# [Do this]
Work through the following lines and count those that hold the word "time". Reply with that number only.

# [Dataset entries]
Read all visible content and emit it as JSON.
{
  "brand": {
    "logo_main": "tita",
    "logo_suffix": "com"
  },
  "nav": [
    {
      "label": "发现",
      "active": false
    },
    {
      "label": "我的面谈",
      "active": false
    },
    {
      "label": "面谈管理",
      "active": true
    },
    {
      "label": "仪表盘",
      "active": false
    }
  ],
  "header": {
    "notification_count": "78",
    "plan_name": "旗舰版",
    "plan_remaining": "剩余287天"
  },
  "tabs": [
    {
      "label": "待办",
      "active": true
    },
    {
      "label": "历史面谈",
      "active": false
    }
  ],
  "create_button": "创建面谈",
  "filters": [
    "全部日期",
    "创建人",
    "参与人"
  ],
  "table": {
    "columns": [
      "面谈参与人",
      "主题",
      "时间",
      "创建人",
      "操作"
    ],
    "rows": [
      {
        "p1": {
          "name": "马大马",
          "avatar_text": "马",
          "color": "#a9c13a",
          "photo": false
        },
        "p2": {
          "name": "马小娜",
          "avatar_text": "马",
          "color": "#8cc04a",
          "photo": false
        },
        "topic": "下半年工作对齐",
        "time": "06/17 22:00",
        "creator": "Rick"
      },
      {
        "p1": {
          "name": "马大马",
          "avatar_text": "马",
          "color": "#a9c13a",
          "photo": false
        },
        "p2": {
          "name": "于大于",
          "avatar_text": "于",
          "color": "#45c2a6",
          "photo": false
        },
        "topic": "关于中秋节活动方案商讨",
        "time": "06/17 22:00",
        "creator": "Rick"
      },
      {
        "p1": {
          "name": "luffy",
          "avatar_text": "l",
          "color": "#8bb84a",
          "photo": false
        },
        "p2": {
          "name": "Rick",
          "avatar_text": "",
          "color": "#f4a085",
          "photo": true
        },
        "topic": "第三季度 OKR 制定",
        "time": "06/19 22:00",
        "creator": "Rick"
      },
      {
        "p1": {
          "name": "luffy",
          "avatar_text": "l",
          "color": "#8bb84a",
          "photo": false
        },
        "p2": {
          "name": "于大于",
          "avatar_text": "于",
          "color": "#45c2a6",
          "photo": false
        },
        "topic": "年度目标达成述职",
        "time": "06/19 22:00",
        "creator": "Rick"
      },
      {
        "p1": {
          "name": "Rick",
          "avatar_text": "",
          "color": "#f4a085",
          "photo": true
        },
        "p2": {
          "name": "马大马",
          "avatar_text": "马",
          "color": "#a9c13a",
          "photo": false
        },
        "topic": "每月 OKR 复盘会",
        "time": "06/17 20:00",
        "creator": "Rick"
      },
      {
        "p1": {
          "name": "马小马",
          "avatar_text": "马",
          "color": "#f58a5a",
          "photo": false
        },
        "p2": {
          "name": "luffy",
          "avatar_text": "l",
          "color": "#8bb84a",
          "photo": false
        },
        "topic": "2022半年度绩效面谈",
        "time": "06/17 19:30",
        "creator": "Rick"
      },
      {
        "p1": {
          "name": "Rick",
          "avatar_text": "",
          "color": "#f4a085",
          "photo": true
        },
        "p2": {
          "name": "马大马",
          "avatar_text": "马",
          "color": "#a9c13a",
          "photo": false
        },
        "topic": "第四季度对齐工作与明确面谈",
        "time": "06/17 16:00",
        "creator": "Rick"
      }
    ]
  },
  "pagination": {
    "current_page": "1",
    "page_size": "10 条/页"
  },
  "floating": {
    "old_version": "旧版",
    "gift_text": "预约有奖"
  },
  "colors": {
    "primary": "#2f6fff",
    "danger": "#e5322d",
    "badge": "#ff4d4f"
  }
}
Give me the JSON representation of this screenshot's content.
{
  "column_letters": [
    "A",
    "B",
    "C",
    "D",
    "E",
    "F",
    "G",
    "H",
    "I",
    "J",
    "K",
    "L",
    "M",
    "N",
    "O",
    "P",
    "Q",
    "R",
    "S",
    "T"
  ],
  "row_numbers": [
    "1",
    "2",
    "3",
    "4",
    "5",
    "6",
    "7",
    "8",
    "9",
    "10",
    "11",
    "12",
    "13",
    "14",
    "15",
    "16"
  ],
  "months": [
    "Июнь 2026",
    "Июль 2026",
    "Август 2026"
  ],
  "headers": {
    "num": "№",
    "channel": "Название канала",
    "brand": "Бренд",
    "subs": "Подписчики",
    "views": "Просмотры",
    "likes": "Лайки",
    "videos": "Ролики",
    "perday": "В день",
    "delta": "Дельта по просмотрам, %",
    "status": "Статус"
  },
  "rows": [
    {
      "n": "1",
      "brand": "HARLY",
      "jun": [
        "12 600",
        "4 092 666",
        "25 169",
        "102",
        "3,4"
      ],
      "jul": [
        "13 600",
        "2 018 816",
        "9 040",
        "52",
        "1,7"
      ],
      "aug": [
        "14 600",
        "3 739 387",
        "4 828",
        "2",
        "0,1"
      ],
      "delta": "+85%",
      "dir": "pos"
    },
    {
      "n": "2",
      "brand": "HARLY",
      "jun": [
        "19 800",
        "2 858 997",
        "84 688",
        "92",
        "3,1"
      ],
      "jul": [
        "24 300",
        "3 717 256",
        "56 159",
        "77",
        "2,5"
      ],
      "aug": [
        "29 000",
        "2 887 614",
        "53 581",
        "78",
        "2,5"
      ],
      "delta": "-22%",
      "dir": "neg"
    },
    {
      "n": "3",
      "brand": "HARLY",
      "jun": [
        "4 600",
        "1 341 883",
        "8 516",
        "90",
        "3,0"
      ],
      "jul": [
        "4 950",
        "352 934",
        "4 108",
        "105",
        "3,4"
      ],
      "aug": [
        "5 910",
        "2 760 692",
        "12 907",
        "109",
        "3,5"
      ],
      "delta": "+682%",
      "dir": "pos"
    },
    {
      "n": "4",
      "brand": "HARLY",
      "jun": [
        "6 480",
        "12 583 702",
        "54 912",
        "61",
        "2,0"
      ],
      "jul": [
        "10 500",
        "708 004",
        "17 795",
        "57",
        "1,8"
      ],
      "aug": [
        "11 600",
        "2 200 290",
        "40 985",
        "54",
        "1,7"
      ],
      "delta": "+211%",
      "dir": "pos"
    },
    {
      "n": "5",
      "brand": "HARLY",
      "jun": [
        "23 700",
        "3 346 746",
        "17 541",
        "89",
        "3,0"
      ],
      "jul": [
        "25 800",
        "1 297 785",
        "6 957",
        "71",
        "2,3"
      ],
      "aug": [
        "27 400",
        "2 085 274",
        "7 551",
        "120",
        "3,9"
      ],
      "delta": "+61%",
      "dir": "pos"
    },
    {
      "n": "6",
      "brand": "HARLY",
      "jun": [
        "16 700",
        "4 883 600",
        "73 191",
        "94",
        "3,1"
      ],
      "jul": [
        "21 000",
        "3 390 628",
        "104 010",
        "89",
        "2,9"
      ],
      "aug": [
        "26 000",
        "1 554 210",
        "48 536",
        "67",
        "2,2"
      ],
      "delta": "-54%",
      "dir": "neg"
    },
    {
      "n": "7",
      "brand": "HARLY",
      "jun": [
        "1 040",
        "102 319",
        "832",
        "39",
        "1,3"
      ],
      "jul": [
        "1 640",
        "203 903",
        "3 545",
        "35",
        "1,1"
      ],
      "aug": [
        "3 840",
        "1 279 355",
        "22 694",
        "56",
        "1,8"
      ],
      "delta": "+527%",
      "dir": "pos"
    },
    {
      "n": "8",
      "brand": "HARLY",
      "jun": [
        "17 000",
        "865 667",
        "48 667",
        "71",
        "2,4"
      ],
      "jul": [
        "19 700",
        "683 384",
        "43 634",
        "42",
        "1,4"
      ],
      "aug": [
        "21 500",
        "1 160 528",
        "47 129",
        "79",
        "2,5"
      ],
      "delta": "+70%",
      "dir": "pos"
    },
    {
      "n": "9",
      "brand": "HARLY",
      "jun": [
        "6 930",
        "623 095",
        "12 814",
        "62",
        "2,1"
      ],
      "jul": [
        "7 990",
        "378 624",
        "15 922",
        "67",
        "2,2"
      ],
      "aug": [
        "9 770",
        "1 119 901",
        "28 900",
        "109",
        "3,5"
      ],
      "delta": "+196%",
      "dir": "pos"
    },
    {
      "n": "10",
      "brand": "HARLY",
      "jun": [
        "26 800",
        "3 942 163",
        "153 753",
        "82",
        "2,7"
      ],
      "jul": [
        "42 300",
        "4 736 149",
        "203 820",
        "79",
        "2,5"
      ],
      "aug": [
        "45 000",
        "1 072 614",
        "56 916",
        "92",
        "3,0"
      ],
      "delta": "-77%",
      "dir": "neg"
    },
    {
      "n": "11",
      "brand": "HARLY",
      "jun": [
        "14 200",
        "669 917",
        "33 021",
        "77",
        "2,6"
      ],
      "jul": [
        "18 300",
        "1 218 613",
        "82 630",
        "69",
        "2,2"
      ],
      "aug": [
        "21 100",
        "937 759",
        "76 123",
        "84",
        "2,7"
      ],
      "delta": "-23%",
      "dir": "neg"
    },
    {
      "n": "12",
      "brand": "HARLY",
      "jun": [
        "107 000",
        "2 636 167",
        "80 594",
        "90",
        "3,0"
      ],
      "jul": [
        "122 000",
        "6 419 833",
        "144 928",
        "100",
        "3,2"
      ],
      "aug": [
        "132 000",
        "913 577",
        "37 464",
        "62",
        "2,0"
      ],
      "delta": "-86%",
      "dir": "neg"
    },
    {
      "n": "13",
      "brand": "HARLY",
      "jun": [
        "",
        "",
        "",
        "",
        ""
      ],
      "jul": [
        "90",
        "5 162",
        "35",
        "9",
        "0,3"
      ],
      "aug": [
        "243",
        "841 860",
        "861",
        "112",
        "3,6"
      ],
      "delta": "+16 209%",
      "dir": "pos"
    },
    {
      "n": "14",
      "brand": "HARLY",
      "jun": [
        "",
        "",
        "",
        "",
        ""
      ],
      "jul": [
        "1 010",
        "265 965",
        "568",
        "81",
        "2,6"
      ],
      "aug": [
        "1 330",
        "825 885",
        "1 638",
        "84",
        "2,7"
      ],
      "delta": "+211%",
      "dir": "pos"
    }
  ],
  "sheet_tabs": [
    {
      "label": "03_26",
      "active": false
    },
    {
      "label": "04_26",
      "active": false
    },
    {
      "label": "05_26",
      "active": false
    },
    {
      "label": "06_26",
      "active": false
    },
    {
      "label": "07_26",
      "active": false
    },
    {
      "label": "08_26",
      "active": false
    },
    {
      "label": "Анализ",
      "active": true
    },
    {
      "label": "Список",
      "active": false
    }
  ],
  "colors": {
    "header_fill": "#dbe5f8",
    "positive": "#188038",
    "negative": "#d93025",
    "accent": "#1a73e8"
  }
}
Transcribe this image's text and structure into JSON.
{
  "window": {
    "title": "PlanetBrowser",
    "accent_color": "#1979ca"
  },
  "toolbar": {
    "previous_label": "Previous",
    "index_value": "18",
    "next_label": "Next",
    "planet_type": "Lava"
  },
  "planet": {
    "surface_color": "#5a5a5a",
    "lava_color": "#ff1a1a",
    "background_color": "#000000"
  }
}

# [Final answer]
7